#### JOB
Could you extract every entry below and reproduce it exactly?

#### DATA RECORDS
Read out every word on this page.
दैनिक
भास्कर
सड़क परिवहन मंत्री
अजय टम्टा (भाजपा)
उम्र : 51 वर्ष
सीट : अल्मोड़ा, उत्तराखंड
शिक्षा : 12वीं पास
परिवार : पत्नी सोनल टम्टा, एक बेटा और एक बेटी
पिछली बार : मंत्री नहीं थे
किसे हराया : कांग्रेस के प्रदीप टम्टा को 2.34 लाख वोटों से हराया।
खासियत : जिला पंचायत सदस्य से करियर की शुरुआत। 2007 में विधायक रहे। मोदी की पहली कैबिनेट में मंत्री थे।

#### IN RESPONSE
Read out every word on this page.
दैनिक
भास्कर
सड़क परिवहन मंत्री
अजय टम्टा (भाजपा)
उम्र : 51 वर्ष
सीट : अल्मोड़ा, उत्तराखंड
शिक्षा : 12वीं पास
परिवार : पत्नी सोनल टम्टा, एक बेटा और एक बेटी
पिछली बार : मंत्री नहीं थे
किसे हराया : कांग्रेस के प्रदीप टम्टा को 2.34 लाख वोटों से हराया।
खासियत : जिला पंचायत सदस्य से करियर की शुरुआत। 2007 में विधायक रहे। मोदी की पहली कैबिनेट में मंत्री थे।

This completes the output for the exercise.